--- START OF Records for the exercise ---
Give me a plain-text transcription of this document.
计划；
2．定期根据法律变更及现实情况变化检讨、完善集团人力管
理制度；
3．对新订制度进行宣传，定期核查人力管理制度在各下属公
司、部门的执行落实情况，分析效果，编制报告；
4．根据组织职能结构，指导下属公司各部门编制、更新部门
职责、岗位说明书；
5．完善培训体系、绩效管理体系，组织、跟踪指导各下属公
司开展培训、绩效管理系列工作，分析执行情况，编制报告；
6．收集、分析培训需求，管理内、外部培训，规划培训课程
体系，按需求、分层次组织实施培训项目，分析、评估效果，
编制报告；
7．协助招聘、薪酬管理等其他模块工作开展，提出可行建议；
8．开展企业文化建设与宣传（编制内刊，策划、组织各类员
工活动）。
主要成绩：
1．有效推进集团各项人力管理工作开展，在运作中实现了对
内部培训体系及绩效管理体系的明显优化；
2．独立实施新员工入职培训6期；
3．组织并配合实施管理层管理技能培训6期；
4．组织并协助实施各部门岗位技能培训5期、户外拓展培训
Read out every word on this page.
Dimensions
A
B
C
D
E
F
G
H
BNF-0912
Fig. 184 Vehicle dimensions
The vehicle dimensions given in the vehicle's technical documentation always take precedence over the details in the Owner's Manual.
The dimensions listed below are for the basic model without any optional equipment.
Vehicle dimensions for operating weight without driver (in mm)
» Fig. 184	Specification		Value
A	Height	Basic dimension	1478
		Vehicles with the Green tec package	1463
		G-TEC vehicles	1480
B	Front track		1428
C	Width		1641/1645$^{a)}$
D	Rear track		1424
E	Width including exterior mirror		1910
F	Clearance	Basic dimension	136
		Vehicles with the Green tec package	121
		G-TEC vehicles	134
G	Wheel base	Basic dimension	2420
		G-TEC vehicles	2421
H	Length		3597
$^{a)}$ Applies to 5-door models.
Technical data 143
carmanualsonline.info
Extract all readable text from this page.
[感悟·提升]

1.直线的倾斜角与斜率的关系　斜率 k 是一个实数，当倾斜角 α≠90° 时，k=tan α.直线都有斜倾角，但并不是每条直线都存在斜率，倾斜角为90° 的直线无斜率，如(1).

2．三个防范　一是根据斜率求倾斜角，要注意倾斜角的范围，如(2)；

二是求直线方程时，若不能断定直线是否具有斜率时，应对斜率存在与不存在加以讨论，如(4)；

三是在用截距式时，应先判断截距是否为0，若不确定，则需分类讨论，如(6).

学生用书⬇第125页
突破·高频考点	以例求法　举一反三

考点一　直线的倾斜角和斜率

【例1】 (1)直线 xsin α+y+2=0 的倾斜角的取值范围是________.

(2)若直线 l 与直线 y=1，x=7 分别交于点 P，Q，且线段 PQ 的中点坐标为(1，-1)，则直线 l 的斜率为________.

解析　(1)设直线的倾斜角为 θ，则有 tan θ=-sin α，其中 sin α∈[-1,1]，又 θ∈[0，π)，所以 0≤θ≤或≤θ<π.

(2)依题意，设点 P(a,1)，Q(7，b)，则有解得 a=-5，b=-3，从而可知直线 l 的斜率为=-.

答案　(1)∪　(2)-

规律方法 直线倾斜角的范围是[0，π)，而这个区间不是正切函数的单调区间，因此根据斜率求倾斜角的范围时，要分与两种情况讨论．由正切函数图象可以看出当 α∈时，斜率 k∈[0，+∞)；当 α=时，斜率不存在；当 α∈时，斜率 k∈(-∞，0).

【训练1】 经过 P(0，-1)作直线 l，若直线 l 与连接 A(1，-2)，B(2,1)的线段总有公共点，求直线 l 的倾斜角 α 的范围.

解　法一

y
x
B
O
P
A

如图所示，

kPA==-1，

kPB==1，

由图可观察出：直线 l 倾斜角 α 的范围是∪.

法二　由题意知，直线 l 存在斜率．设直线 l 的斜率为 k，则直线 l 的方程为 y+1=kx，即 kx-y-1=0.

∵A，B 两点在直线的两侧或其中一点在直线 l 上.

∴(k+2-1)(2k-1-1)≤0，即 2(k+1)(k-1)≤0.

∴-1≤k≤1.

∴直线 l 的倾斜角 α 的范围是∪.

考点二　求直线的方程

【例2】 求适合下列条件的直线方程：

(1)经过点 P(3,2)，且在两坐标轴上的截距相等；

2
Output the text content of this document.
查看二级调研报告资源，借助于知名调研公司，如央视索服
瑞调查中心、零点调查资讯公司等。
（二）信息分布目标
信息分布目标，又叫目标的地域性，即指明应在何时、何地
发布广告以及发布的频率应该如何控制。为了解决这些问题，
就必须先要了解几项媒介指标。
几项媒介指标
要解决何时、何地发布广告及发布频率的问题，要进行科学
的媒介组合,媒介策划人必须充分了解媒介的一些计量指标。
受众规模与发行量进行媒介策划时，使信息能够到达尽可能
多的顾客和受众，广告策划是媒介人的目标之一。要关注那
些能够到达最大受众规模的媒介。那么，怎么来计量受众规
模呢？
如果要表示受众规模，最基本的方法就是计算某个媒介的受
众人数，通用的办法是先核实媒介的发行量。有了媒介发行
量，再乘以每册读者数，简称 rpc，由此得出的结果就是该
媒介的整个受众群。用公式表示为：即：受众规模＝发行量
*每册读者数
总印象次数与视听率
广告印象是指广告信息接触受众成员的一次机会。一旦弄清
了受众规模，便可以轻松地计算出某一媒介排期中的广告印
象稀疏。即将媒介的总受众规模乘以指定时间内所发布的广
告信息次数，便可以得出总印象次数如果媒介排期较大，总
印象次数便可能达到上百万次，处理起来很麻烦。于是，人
--- END OF Records for the exercise ---
-- Exercise instructions --
Select all lines in the listing that include the word "page".

-- Completed exercise --
Read out every word on this page.
Extract all readable text from this page.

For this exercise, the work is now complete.